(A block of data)
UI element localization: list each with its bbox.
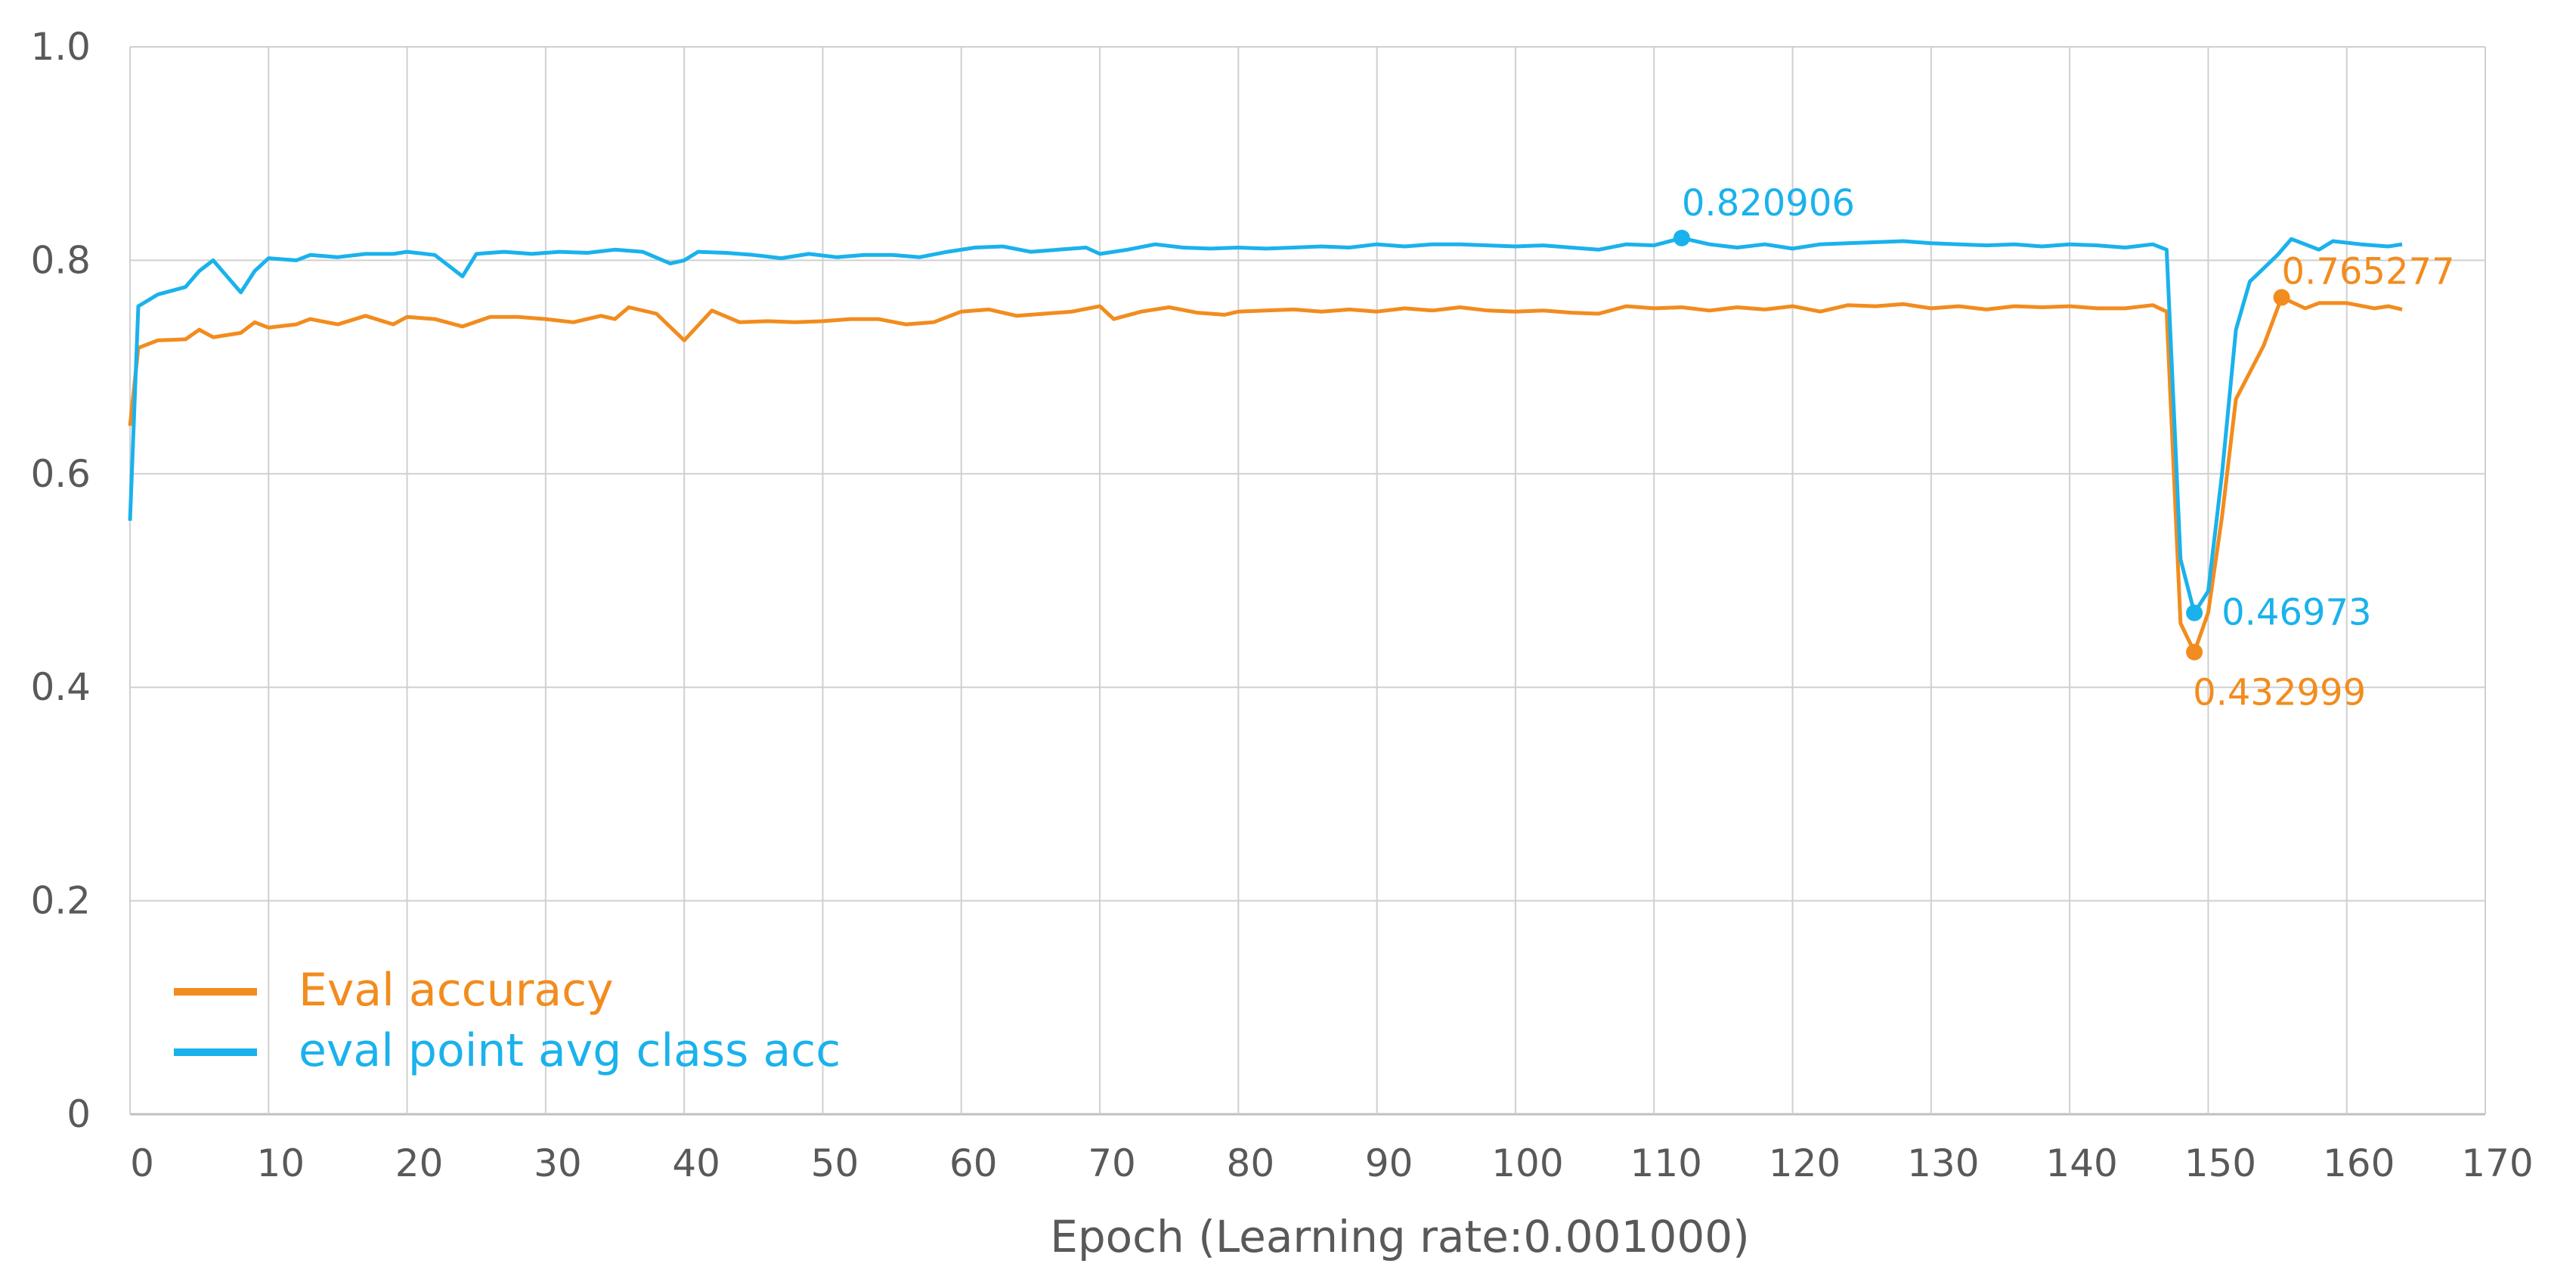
x-tick-label: 120	[1769, 1141, 1841, 1185]
y-tick-label: 0.8	[30, 238, 91, 282]
y-tick-label: 0.6	[30, 452, 91, 496]
grid	[129, 46, 2486, 1116]
x-tick-label: 50	[811, 1141, 859, 1185]
x-tick-label: 100	[1491, 1141, 1563, 1185]
x-tick-label: 60	[949, 1141, 998, 1185]
x-tick-label: 20	[395, 1141, 444, 1185]
y-tick-label: 0	[67, 1092, 91, 1136]
x-tick-label: 10	[256, 1141, 305, 1185]
data-label: 0.46973	[2221, 592, 2372, 634]
y-tick-label: 0.4	[30, 665, 91, 709]
x-tick-label: 80	[1227, 1141, 1275, 1185]
data-label: 0.432999	[2193, 672, 2366, 714]
series-lines	[128, 236, 2403, 655]
data-point-marker	[2273, 289, 2290, 306]
x-tick-label: 170	[2461, 1141, 2533, 1185]
y-tick-label: 0.2	[30, 879, 91, 923]
x-tick-label: 160	[2323, 1141, 2395, 1185]
x-tick-label: 0	[130, 1141, 154, 1185]
data-labels: 0.820906 0.46973 0.432999 0.765277	[1673, 182, 2455, 714]
legend-label-eval-accuracy: Eval accuracy	[299, 964, 614, 1017]
x-axis-ticks: 0 10 20 30 40 50 60 70 80 90 100 110 120 130 140 150 160…	[130, 1141, 2534, 1185]
series-line-1	[128, 236, 2403, 615]
y-tick-label: 1.0	[30, 25, 91, 69]
x-tick-label: 70	[1088, 1141, 1136, 1185]
legend: Eval accuracy eval point avg class acc	[174, 964, 841, 1077]
x-axis-title: Epoch (Learning rate:0.001000)	[1050, 1211, 1750, 1262]
series-line-0	[128, 295, 2403, 655]
data-label: 0.820906	[1682, 182, 1855, 225]
legend-label-eval-point-avg-class-acc: eval point avg class acc	[299, 1024, 841, 1077]
y-axis-ticks: 0 0.2 0.4 0.6 0.8 1.0	[30, 25, 91, 1136]
x-tick-label: 90	[1365, 1141, 1413, 1185]
x-tick-label: 40	[672, 1141, 720, 1185]
x-tick-label: 110	[1630, 1141, 1702, 1185]
data-point-marker	[1673, 229, 1690, 246]
data-point-marker	[2186, 643, 2203, 661]
x-tick-label: 140	[2045, 1141, 2117, 1185]
x-tick-label: 150	[2184, 1141, 2256, 1185]
data-point-marker	[2186, 604, 2203, 621]
x-tick-label: 30	[534, 1141, 582, 1185]
x-tick-label: 130	[1907, 1141, 1979, 1185]
data-label: 0.765277	[2282, 250, 2455, 293]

Set problem →
Turn every line of the items above into a Markdown table with two columns, Row for the row number and Line for the line itself, skipping any blank lines. Leave the pictures out of the table.

Written answer →
| Row | Line |
|---|---|
| 1 | UI element localization: list each with its bbox. |
| 2 | x-tick-label: 120	[1769, 1141, 1841, 1185] |
| 3 | y-tick-label: 0.8	[30, 238, 91, 282] |
| 4 | y-tick-label: 0.6	[30, 452, 91, 496] |
| 5 | grid	[129, 46, 2486, 1116] |
| 6 | x-tick-label: 50	[811, 1141, 859, 1185] |
| 7 | x-tick-label: 100	[1491, 1141, 1563, 1185] |
| 8 | x-tick-label: 60	[949, 1141, 998, 1185] |
| 9 | x-tick-label: 20	[395, 1141, 444, 1185] |
| 10 | y-tick-label: 0	[67, 1092, 91, 1136] |
| 11 | x-tick-label: 10	[256, 1141, 305, 1185] |
| 12 | data-label: 0.46973	[2221, 592, 2372, 634] |
| 13 | y-tick-label: 0.4	[30, 665, 91, 709] |
| 14 | x-tick-label: 80	[1227, 1141, 1275, 1185] |
| 15 | data-label: 0.432999	[2193, 672, 2366, 714] |
| 16 | series-lines	[128, 236, 2403, 655] |
| 17 | data-point-marker	[2273, 289, 2290, 306] |
| 18 | x-tick-label: 170	[2461, 1141, 2533, 1185] |
| 19 | y-tick-label: 0.2	[30, 879, 91, 923] |
| 20 | x-tick-label: 160	[2323, 1141, 2395, 1185] |
| 21 | x-tick-label: 0	[130, 1141, 154, 1185] |
| 22 | data-labels: 0.820906 0.46973 0.432999 0.765277	[1673, 182, 2455, 714] |
| 23 | legend-label-eval-accuracy: Eval accuracy	[299, 964, 614, 1017] |
| 24 | x-axis-ticks: 0 10 20 30 40 50 60 70 80 90 100 110 120 130 140 150 160…	[130, 1141, 2534, 1185] |
| 25 | series-line-1	[128, 236, 2403, 615] |
| 26 | y-tick-label: 1.0	[30, 25, 91, 69] |
| 27 | x-tick-label: 70	[1088, 1141, 1136, 1185] |
| 28 | legend: Eval accuracy eval point avg class acc	[174, 964, 841, 1077] |
| 29 | x-axis-title: Epoch (Learning rate:0.001000)	[1050, 1211, 1750, 1262] |
| 30 | series-line-0	[128, 295, 2403, 655] |
| 31 | data-label: 0.820906	[1682, 182, 1855, 225] |
| 32 | legend-label-eval-point-avg-class-acc: eval point avg class acc	[299, 1024, 841, 1077] |
| 33 | y-axis-ticks: 0 0.2 0.4 0.6 0.8 1.0	[30, 25, 91, 1136] |
| 34 | x-tick-label: 90	[1365, 1141, 1413, 1185] |
| 35 | x-tick-label: 40	[672, 1141, 720, 1185] |
| 36 | x-tick-label: 110	[1630, 1141, 1702, 1185] |
| 37 | data-point-marker	[1673, 229, 1690, 246] |
| 38 | data-point-marker	[2186, 643, 2203, 661] |
| 39 | x-tick-label: 140	[2045, 1141, 2117, 1185] |
| 40 | x-tick-label: 150	[2184, 1141, 2256, 1185] |
| 41 | data-point-marker	[2186, 604, 2203, 621] |
| 42 | x-tick-label: 30	[534, 1141, 582, 1185] |
| 43 | x-tick-label: 130	[1907, 1141, 1979, 1185] |
| 44 | data-label: 0.765277	[2282, 250, 2455, 293] |